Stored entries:
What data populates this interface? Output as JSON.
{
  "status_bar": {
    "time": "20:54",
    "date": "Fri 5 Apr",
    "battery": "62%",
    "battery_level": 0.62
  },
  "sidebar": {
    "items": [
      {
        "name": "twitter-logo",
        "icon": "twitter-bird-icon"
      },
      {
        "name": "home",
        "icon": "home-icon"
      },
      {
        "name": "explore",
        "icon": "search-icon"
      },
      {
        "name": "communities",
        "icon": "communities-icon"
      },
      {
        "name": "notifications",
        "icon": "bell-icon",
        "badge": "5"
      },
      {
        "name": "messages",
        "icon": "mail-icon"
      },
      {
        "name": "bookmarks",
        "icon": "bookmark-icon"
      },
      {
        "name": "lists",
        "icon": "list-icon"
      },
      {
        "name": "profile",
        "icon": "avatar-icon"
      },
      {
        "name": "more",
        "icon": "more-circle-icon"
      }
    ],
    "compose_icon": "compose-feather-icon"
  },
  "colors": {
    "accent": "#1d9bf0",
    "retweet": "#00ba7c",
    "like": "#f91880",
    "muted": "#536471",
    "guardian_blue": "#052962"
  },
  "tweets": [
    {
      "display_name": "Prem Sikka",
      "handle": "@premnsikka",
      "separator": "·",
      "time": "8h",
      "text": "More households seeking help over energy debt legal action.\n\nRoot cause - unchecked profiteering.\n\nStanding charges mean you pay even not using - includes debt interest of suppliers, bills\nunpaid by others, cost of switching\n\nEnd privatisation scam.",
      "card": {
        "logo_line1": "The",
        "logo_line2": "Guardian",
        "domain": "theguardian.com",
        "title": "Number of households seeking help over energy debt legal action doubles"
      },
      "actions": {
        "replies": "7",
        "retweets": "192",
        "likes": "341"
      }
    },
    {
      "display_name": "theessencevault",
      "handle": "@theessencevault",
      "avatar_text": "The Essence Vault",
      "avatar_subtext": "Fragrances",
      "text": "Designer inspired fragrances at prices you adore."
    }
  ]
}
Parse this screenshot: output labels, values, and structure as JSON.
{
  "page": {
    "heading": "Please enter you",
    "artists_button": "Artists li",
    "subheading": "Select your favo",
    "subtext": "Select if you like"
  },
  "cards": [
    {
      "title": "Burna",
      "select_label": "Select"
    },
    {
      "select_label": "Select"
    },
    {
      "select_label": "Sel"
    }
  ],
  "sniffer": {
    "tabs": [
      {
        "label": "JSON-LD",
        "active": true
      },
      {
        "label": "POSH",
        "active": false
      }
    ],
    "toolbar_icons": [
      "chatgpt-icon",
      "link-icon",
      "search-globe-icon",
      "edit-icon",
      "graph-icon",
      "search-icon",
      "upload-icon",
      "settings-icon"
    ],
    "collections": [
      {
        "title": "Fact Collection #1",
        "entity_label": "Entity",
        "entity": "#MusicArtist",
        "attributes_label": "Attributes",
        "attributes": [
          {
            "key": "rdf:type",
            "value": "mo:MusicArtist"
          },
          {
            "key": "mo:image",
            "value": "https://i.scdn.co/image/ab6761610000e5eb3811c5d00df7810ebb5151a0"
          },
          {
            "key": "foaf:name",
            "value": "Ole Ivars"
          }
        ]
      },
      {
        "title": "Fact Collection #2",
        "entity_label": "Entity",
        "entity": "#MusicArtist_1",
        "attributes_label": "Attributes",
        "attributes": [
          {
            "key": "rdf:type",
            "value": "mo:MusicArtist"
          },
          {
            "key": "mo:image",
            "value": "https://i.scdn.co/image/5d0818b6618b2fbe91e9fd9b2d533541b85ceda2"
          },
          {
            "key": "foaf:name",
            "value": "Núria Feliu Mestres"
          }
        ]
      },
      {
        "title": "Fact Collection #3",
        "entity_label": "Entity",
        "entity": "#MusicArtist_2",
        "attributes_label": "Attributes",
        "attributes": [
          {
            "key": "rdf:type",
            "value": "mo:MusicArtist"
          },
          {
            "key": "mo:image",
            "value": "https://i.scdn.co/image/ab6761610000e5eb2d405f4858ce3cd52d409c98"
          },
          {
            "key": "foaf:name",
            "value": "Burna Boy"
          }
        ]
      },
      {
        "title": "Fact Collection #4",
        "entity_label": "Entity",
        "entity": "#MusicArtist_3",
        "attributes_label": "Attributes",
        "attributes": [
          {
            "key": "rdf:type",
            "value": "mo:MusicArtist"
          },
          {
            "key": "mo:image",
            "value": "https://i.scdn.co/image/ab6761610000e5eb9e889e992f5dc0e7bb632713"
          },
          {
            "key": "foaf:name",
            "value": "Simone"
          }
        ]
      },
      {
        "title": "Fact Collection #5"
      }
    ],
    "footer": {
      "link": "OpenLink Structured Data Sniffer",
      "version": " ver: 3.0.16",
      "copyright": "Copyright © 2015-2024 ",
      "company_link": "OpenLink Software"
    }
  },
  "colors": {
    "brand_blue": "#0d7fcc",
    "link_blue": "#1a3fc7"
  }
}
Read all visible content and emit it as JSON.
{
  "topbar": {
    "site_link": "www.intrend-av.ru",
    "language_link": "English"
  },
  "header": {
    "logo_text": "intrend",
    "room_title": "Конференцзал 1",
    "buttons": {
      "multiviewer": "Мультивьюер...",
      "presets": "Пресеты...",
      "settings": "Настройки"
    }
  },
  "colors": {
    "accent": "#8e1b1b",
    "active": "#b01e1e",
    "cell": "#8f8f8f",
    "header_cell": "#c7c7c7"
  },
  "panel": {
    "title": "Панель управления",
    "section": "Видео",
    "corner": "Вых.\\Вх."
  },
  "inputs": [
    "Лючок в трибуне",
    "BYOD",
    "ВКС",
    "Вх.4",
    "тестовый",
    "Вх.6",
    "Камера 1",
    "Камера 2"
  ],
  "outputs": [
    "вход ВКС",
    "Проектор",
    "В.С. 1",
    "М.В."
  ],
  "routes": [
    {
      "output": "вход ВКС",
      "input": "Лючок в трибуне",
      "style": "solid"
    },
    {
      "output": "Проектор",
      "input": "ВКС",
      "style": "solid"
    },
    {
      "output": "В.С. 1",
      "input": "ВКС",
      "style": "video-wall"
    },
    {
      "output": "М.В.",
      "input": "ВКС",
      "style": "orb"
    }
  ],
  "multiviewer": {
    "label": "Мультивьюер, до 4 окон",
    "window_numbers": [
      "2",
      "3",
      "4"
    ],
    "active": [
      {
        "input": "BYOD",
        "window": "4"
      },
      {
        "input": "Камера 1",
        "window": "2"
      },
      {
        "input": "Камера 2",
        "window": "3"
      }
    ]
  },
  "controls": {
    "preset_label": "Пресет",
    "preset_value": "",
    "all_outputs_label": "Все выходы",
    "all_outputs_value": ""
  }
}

* Task statement
Each record above should be repeated exactly as it appears.

* Final result
What data populates this interface? Output as JSON.
{
  "status_bar": {
    "time": "20:54",
    "date": "Fri 5 Apr",
    "battery": "62%",
    "battery_level": 0.62
  },
  "sidebar": {
    "items": [
      {
        "name": "twitter-logo",
        "icon": "twitter-bird-icon"
      },
      {
        "name": "home",
        "icon": "home-icon"
      },
      {
        "name": "explore",
        "icon": "search-icon"
      },
      {
        "name": "communities",
        "icon": "communities-icon"
      },
      {
        "name": "notifications",
        "icon": "bell-icon",
        "badge": "5"
      },
      {
        "name": "messages",
        "icon": "mail-icon"
      },
      {
        "name": "bookmarks",
        "icon": "bookmark-icon"
      },
      {
        "name": "lists",
        "icon": "list-icon"
      },
      {
        "name": "profile",
        "icon": "avatar-icon"
      },
      {
        "name": "more",
        "icon": "more-circle-icon"
      }
    ],
    "compose_icon": "compose-feather-icon"
  },
  "colors": {
    "accent": "#1d9bf0",
    "retweet": "#00ba7c",
    "like": "#f91880",
    "muted": "#536471",
    "guardian_blue": "#052962"
  },
  "tweets": [
    {
      "display_name": "Prem Sikka",
      "handle": "@premnsikka",
      "separator": "·",
      "time": "8h",
      "text": "More households seeking help over energy debt legal action.\n\nRoot cause - unchecked profiteering.\n\nStanding charges mean you pay even not using - includes debt interest of suppliers, bills\nunpaid by others, cost of switching\n\nEnd privatisation scam.",
      "card": {
        "logo_line1": "The",
        "logo_line2": "Guardian",
        "domain": "theguardian.com",
        "title": "Number of households seeking help over energy debt legal action doubles"
      },
      "actions": {
        "replies": "7",
        "retweets": "192",
        "likes": "341"
      }
    },
    {
      "display_name": "theessencevault",
      "handle": "@theessencevault",
      "avatar_text": "The Essence Vault",
      "avatar_subtext": "Fragrances",
      "text": "Designer inspired fragrances at prices you adore."
    }
  ]
}
Parse this screenshot: output labels, values, and structure as JSON.
{
  "page": {
    "heading": "Please enter you",
    "artists_button": "Artists li",
    "subheading": "Select your favo",
    "subtext": "Select if you like"
  },
  "cards": [
    {
      "title": "Burna",
      "select_label": "Select"
    },
    {
      "select_label": "Select"
    },
    {
      "select_label": "Sel"
    }
  ],
  "sniffer": {
    "tabs": [
      {
        "label": "JSON-LD",
        "active": true
      },
      {
        "label": "POSH",
        "active": false
      }
    ],
    "toolbar_icons": [
      "chatgpt-icon",
      "link-icon",
      "search-globe-icon",
      "edit-icon",
      "graph-icon",
      "search-icon",
      "upload-icon",
      "settings-icon"
    ],
    "collections": [
      {
        "title": "Fact Collection #1",
        "entity_label": "Entity",
        "entity": "#MusicArtist",
        "attributes_label": "Attributes",
        "attributes": [
          {
            "key": "rdf:type",
            "value": "mo:MusicArtist"
          },
          {
            "key": "mo:image",
            "value": "https://i.scdn.co/image/ab6761610000e5eb3811c5d00df7810ebb5151a0"
          },
          {
            "key": "foaf:name",
            "value": "Ole Ivars"
          }
        ]
      },
      {
        "title": "Fact Collection #2",
        "entity_label": "Entity",
        "entity": "#MusicArtist_1",
        "attributes_label": "Attributes",
        "attributes": [
          {
            "key": "rdf:type",
            "value": "mo:MusicArtist"
          },
          {
            "key": "mo:image",
            "value": "https://i.scdn.co/image/5d0818b6618b2fbe91e9fd9b2d533541b85ceda2"
          },
          {
            "key": "foaf:name",
            "value": "Núria Feliu Mestres"
          }
        ]
      },
      {
        "title": "Fact Collection #3",
        "entity_label": "Entity",
        "entity": "#MusicArtist_2",
        "attributes_label": "Attributes",
        "attributes": [
          {
            "key": "rdf:type",
            "value": "mo:MusicArtist"
          },
          {
            "key": "mo:image",
            "value": "https://i.scdn.co/image/ab6761610000e5eb2d405f4858ce3cd52d409c98"
          },
          {
            "key": "foaf:name",
            "value": "Burna Boy"
          }
        ]
      },
      {
        "title": "Fact Collection #4",
        "entity_label": "Entity",
        "entity": "#MusicArtist_3",
        "attributes_label": "Attributes",
        "attributes": [
          {
            "key": "rdf:type",
            "value": "mo:MusicArtist"
          },
          {
            "key": "mo:image",
            "value": "https://i.scdn.co/image/ab6761610000e5eb9e889e992f5dc0e7bb632713"
          },
          {
            "key": "foaf:name",
            "value": "Simone"
          }
        ]
      },
      {
        "title": "Fact Collection #5"
      }
    ],
    "footer": {
      "link": "OpenLink Structured Data Sniffer",
      "version": " ver: 3.0.16",
      "copyright": "Copyright © 2015-2024 ",
      "company_link": "OpenLink Software"
    }
  },
  "colors": {
    "brand_blue": "#0d7fcc",
    "link_blue": "#1a3fc7"
  }
}
Read all visible content and emit it as JSON.
{
  "topbar": {
    "site_link": "www.intrend-av.ru",
    "language_link": "English"
  },
  "header": {
    "logo_text": "intrend",
    "room_title": "Конференцзал 1",
    "buttons": {
      "multiviewer": "Мультивьюер...",
      "presets": "Пресеты...",
      "settings": "Настройки"
    }
  },
  "colors": {
    "accent": "#8e1b1b",
    "active": "#b01e1e",
    "cell": "#8f8f8f",
    "header_cell": "#c7c7c7"
  },
  "panel": {
    "title": "Панель управления",
    "section": "Видео",
    "corner": "Вых.\\Вх."
  },
  "inputs": [
    "Лючок в трибуне",
    "BYOD",
    "ВКС",
    "Вх.4",
    "тестовый",
    "Вх.6",
    "Камера 1",
    "Камера 2"
  ],
  "outputs": [
    "вход ВКС",
    "Проектор",
    "В.С. 1",
    "М.В."
  ],
  "routes": [
    {
      "output": "вход ВКС",
      "input": "Лючок в трибуне",
      "style": "solid"
    },
    {
      "output": "Проектор",
      "input": "ВКС",
      "style": "solid"
    },
    {
      "output": "В.С. 1",
      "input": "ВКС",
      "style": "video-wall"
    },
    {
      "output": "М.В.",
      "input": "ВКС",
      "style": "orb"
    }
  ],
  "multiviewer": {
    "label": "Мультивьюер, до 4 окон",
    "window_numbers": [
      "2",
      "3",
      "4"
    ],
    "active": [
      {
        "input": "BYOD",
        "window": "4"
      },
      {
        "input": "Камера 1",
        "window": "2"
      },
      {
        "input": "Камера 2",
        "window": "3"
      }
    ]
  },
  "controls": {
    "preset_label": "Пресет",
    "preset_value": "",
    "all_outputs_label": "Все выходы",
    "all_outputs_value": ""
  }
}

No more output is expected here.